The records –
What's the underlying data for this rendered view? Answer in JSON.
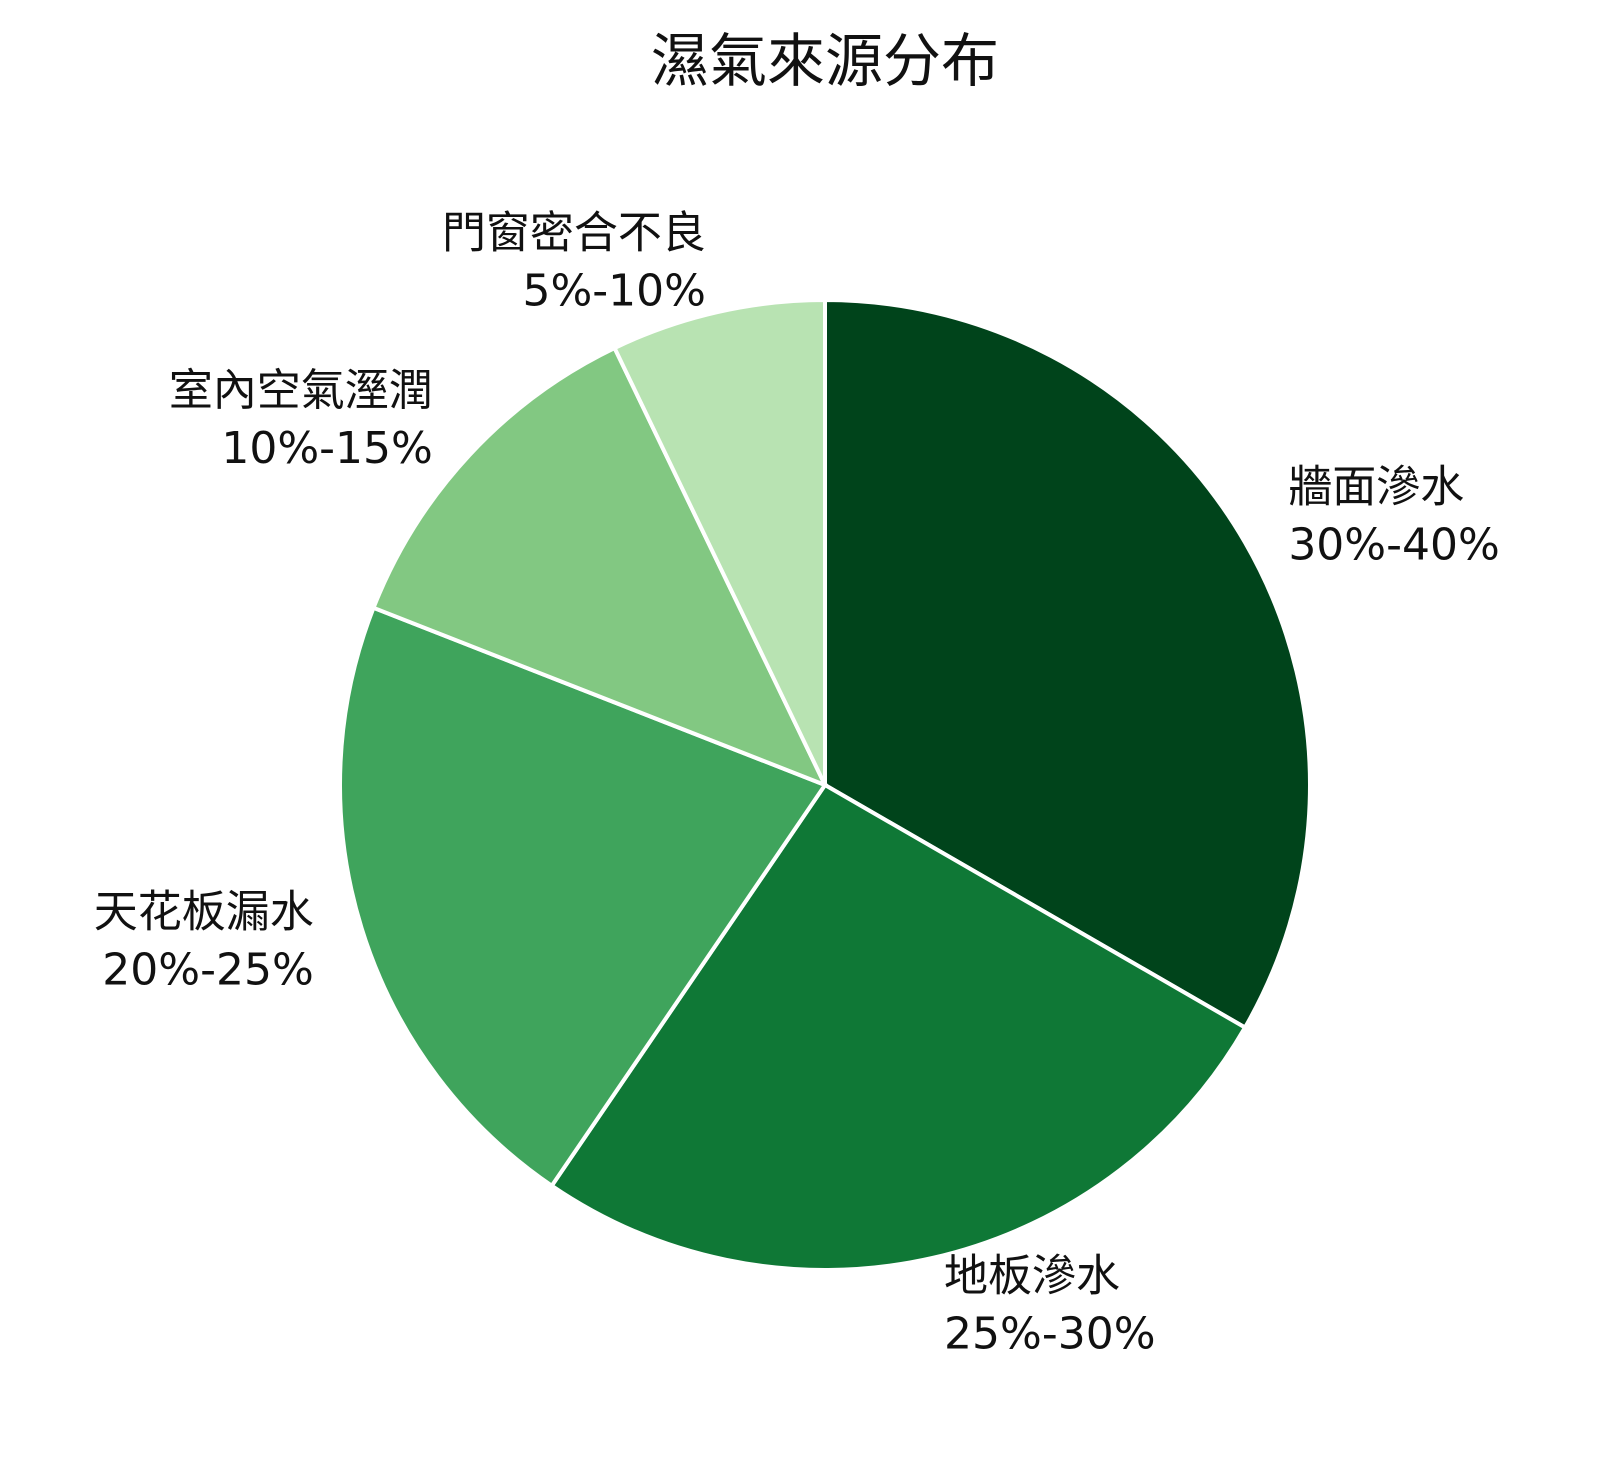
{
  "chart_data": {
    "type": "pie",
    "title": "濕氣來源分布",
    "categories": [
      "牆面滲水",
      "地板滲水",
      "天花板漏水",
      "室內空氣溼潤",
      "門窗密合不良"
    ],
    "values": [
      35,
      27.5,
      22.5,
      12.5,
      7.5
    ],
    "value_labels": [
      "30%-40%",
      "25%-30%",
      "20%-25%",
      "10%-15%",
      "5%-10%"
    ],
    "colors": [
      "#00441b",
      "#0f7836",
      "#3fa45c",
      "#82c882",
      "#b8e3b2"
    ]
  }
}
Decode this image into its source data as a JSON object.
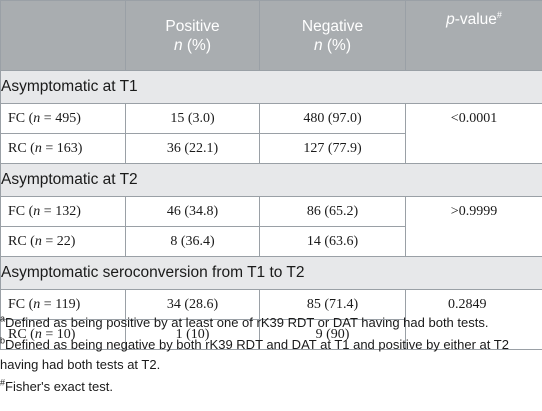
{
  "header": {
    "col0": "",
    "positive": "Positive",
    "negative": "Negative",
    "n_pct_n": "n",
    "n_pct_rest": " (%)",
    "pvalue_italic": "p",
    "pvalue_rest": "-value",
    "pvalue_mark": "#"
  },
  "sections": [
    {
      "title": "Asymptomatic at T1",
      "pvalue": "<0.0001",
      "rows": [
        {
          "pre": "FC (",
          "n": "n",
          "post": " = 495)",
          "positive": "15 (3.0)",
          "negative": "480 (97.0)"
        },
        {
          "pre": "RC (",
          "n": "n",
          "post": " = 163)",
          "positive": "36 (22.1)",
          "negative": "127 (77.9)"
        }
      ]
    },
    {
      "title": "Asymptomatic at T2",
      "pvalue": ">0.9999",
      "rows": [
        {
          "pre": "FC (",
          "n": "n",
          "post": " = 132)",
          "positive": "46 (34.8)",
          "negative": "86 (65.2)"
        },
        {
          "pre": "RC (",
          "n": "n",
          "post": " = 22)",
          "positive": "8 (36.4)",
          "negative": "14 (63.6)"
        }
      ]
    },
    {
      "title": "Asymptomatic seroconversion from T1 to T2",
      "pvalue": "0.2849",
      "rows": [
        {
          "pre": "FC (",
          "n": "n",
          "post": " = 119)",
          "positive": "34 (28.6)",
          "negative": "85 (71.4)"
        },
        {
          "pre": "RC (",
          "n": "n",
          "post": " = 10)",
          "positive": "1 (10)",
          "negative": "9 (90)"
        }
      ]
    }
  ],
  "footnotes": [
    {
      "mark": "a",
      "text": "Defined as being positive by at least one of rK39 RDT or DAT having had both tests."
    },
    {
      "mark": "b",
      "text": "Defined as being negative by both rK39 RDT and DAT at T1 and positive by either at T2 having had both tests at T2."
    },
    {
      "mark": "#",
      "text": "Fisher's exact test."
    }
  ]
}
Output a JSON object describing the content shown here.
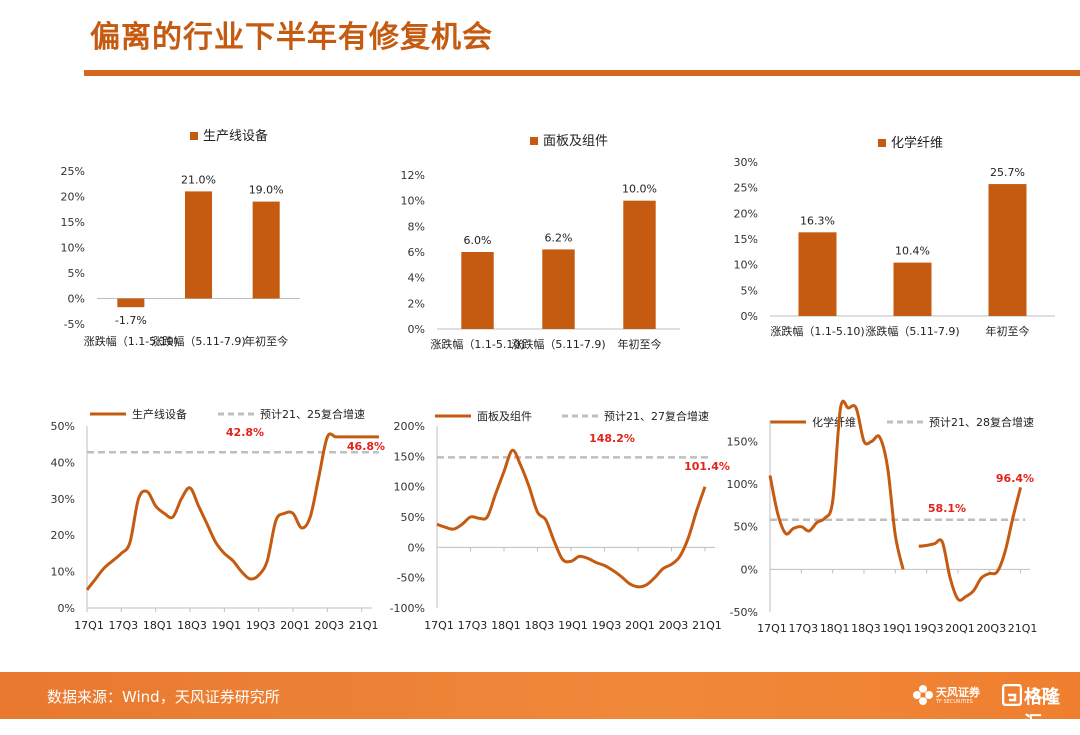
{
  "page": {
    "title": "偏离的行业下半年有修复机会",
    "source": "数据来源：Wind，天风证券研究所",
    "logo_text": "天风证券",
    "logo_sub": "TF SECURITIES",
    "page_number": "32",
    "watermark": "格隆汇"
  },
  "colors": {
    "accent": "#c55a11",
    "bar": "#c55a11",
    "line": "#c55a11",
    "dashed": "#bfbfbf",
    "annotation": "#e2231a",
    "footer": "#ef7f2f"
  },
  "chart_data": [
    {
      "type": "bar",
      "legend": "生产线设备",
      "categories": [
        "涨跌幅（1.1-5.10)",
        "涨跌幅（5.11-7.9)",
        "年初至今"
      ],
      "values": [
        -1.7,
        21.0,
        19.0
      ],
      "value_labels": [
        "-1.7%",
        "21.0%",
        "19.0%"
      ],
      "ylim": [
        -5,
        25
      ],
      "yticks": [
        "-5%",
        "0%",
        "5%",
        "10%",
        "15%",
        "20%",
        "25%"
      ],
      "ytick_values": [
        -5,
        0,
        5,
        10,
        15,
        20,
        25
      ]
    },
    {
      "type": "bar",
      "legend": "面板及组件",
      "categories": [
        "涨跌幅（1.1-5.10)",
        "涨跌幅（5.11-7.9)",
        "年初至今"
      ],
      "values": [
        6.0,
        6.2,
        10.0
      ],
      "value_labels": [
        "6.0%",
        "6.2%",
        "10.0%"
      ],
      "ylim": [
        0,
        12
      ],
      "yticks": [
        "0%",
        "2%",
        "4%",
        "6%",
        "8%",
        "10%",
        "12%"
      ],
      "ytick_values": [
        0,
        2,
        4,
        6,
        8,
        10,
        12
      ]
    },
    {
      "type": "bar",
      "legend": "化学纤维",
      "categories": [
        "涨跌幅（1.1-5.10)",
        "涨跌幅（5.11-7.9)",
        "年初至今"
      ],
      "values": [
        16.3,
        10.4,
        25.7
      ],
      "value_labels": [
        "16.3%",
        "10.4%",
        "25.7%"
      ],
      "ylim": [
        0,
        30
      ],
      "yticks": [
        "0%",
        "5%",
        "10%",
        "15%",
        "20%",
        "25%",
        "30%"
      ],
      "ytick_values": [
        0,
        5,
        10,
        15,
        20,
        25,
        30
      ]
    },
    {
      "type": "line",
      "series": [
        {
          "name": "生产线设备",
          "style": "solid",
          "x": [
            0,
            0.5,
            1,
            1.5,
            2,
            2.5,
            3,
            3.5,
            4,
            4.5,
            5,
            5.5,
            6,
            6.5,
            7,
            7.5,
            8,
            8.5,
            9,
            9.5,
            10,
            10.5,
            11,
            11.5,
            12,
            12.5,
            13,
            13.5,
            14,
            14.5,
            15,
            15.5,
            16,
            16.5,
            17
          ],
          "y": [
            5,
            8,
            11,
            13,
            15,
            18,
            30,
            32,
            28,
            26,
            25,
            30,
            33,
            28,
            23,
            18,
            15,
            13,
            10,
            8,
            9,
            13,
            24,
            26,
            26,
            22,
            25,
            36,
            47,
            47,
            47,
            47,
            47,
            47,
            47
          ]
        },
        {
          "name": "预计21、25复合增速",
          "style": "dashed",
          "x": [
            0,
            17
          ],
          "y": [
            42.8,
            42.8
          ]
        }
      ],
      "annotations": [
        "42.8%",
        "46.8%"
      ],
      "ylim": [
        0,
        50
      ],
      "yticks": [
        "0%",
        "10%",
        "20%",
        "30%",
        "40%",
        "50%"
      ],
      "ytick_values": [
        0,
        10,
        20,
        30,
        40,
        50
      ],
      "xticks": [
        "17Q1",
        "17Q3",
        "18Q1",
        "18Q3",
        "19Q1",
        "19Q3",
        "20Q1",
        "20Q3",
        "21Q1"
      ],
      "xtick_values": [
        0,
        2,
        4,
        6,
        8,
        10,
        12,
        14,
        16
      ],
      "xlim": [
        0,
        16.6
      ]
    },
    {
      "type": "line",
      "series": [
        {
          "name": "面板及组件",
          "style": "solid",
          "x": [
            0,
            0.5,
            1,
            1.5,
            2,
            2.5,
            3,
            3.5,
            4,
            4.5,
            5,
            5.5,
            6,
            6.5,
            7,
            7.5,
            8,
            8.5,
            9,
            9.5,
            10,
            10.5,
            11,
            11.5,
            12,
            12.5,
            13,
            13.5,
            14,
            14.5,
            15,
            15.5,
            16
          ],
          "y": [
            38,
            33,
            30,
            38,
            50,
            48,
            50,
            88,
            125,
            160,
            135,
            100,
            58,
            45,
            10,
            -20,
            -23,
            -15,
            -18,
            -25,
            -30,
            -38,
            -48,
            -60,
            -65,
            -62,
            -50,
            -35,
            -28,
            -15,
            15,
            60,
            100
          ]
        },
        {
          "name": "预计21、27复合增速",
          "style": "dashed",
          "x": [
            0,
            16.3
          ],
          "y": [
            148.2,
            148.2
          ]
        }
      ],
      "annotations": [
        "148.2%",
        "101.4%"
      ],
      "ylim": [
        -100,
        200
      ],
      "yticks": [
        "-100%",
        "-50%",
        "0%",
        "50%",
        "100%",
        "150%",
        "200%"
      ],
      "ytick_values": [
        -100,
        -50,
        0,
        50,
        100,
        150,
        200
      ],
      "xticks": [
        "17Q1",
        "17Q3",
        "18Q1",
        "18Q3",
        "19Q1",
        "19Q3",
        "20Q1",
        "20Q3",
        "21Q1"
      ],
      "xtick_values": [
        0,
        2,
        4,
        6,
        8,
        10,
        12,
        14,
        16
      ],
      "xlim": [
        0,
        16.6
      ]
    },
    {
      "type": "line",
      "series": [
        {
          "name": "化学纤维",
          "style": "solid",
          "x": [
            0,
            0.5,
            1,
            1.5,
            2,
            2.5,
            3,
            3.5,
            4,
            4.5,
            5,
            5.5,
            6,
            6.5,
            7,
            7.5,
            8,
            8.5,
            9,
            9.5,
            10,
            10.5,
            11,
            11.5,
            12,
            12.5,
            13,
            13.5,
            14,
            14.5,
            15,
            15.5,
            16
          ],
          "y": [
            110,
            65,
            42,
            48,
            50,
            45,
            55,
            60,
            80,
            190,
            190,
            190,
            150,
            150,
            155,
            120,
            40,
            0,
            22,
            27,
            28,
            30,
            32,
            -10,
            -35,
            -32,
            -25,
            -10,
            -5,
            -3,
            20,
            60,
            96
          ],
          "gaps": [
            [
              8.5,
              9.5
            ]
          ]
        },
        {
          "name": "预计21、28复合增速",
          "style": "dashed",
          "x": [
            0,
            16.3
          ],
          "y": [
            58.1,
            58.1
          ]
        }
      ],
      "annotations": [
        "58.1%",
        "96.4%"
      ],
      "ylim": [
        -50,
        175
      ],
      "yticks": [
        "-50%",
        "0%",
        "50%",
        "100%",
        "150%"
      ],
      "ytick_values": [
        -50,
        0,
        50,
        100,
        150
      ],
      "xticks": [
        "17Q1",
        "17Q3",
        "18Q1",
        "18Q3",
        "19Q1",
        "19Q3",
        "20Q1",
        "20Q3",
        "21Q1"
      ],
      "xtick_values": [
        0,
        2,
        4,
        6,
        8,
        10,
        12,
        14,
        16
      ],
      "xlim": [
        0,
        16.6
      ]
    }
  ]
}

What you should do – Find the lines above that include the string "negative" and copy them.

Answer to this task –
    "negative": "Negative",
          "negative": "480 (97.0)"
          "negative": "127 (77.9)"
          "negative": "86 (65.2)"
          "negative": "14 (63.6)"
          "negative": "85 (71.4)"
          "negative": "9 (90)"
      "text": "Defined as being negative by both rK39 RDT and DAT at T1 and positive by either at T2 having had both tests at T2."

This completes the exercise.